Start of DATASET EXCERPTS

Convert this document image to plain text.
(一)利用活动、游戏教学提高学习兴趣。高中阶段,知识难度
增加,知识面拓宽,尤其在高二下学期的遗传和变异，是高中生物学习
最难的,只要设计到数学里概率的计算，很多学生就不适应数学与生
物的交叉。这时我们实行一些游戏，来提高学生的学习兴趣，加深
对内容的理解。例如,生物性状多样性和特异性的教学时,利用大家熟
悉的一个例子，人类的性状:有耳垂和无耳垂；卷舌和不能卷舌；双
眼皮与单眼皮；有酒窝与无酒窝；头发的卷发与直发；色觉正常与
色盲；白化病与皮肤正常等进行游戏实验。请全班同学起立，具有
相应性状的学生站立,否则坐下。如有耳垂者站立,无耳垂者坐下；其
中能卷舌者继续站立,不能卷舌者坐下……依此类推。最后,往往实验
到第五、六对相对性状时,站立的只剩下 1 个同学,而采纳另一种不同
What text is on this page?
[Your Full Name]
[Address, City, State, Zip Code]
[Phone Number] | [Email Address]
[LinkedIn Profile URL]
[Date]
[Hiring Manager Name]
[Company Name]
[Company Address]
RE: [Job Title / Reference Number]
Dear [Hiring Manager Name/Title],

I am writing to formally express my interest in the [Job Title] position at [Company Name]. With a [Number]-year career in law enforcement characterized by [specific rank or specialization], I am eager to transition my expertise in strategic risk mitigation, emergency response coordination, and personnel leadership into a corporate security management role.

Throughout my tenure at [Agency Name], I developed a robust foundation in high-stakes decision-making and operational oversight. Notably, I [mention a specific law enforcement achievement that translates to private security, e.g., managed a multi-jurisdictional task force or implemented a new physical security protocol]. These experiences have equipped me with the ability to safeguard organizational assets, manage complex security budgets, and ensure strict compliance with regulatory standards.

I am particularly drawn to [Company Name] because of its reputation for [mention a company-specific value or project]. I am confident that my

End of DATASET EXCERPTS

*PROBLEM DETAILS*: Starting with the line that contains "What text is on this page?", return each line through the last one of the data above, exactly as written and nothing more.

*ANSWER TO THE TASK*:
What text is on this page?
[Your Full Name]
[Address, City, State, Zip Code]
[Phone Number] | [Email Address]
[LinkedIn Profile URL]
[Date]
[Hiring Manager Name]
[Company Name]
[Company Address]
RE: [Job Title / Reference Number]
Dear [Hiring Manager Name/Title],

I am writing to formally express my interest in the [Job Title] position at [Company Name]. With a [Number]-year career in law enforcement characterized by [specific rank or specialization], I am eager to transition my expertise in strategic risk mitigation, emergency response coordination, and personnel leadership into a corporate security management role.

Throughout my tenure at [Agency Name], I developed a robust foundation in high-stakes decision-making and operational oversight. Notably, I [mention a specific law enforcement achievement that translates to private security, e.g., managed a multi-jurisdictional task force or implemented a new physical security protocol]. These experiences have equipped me with the ability to safeguard organizational assets, manage complex security budgets, and ensure strict compliance with regulatory standards.

I am particularly drawn to [Company Name] because of its reputation for [mention a company-specific value or project]. I am confident that my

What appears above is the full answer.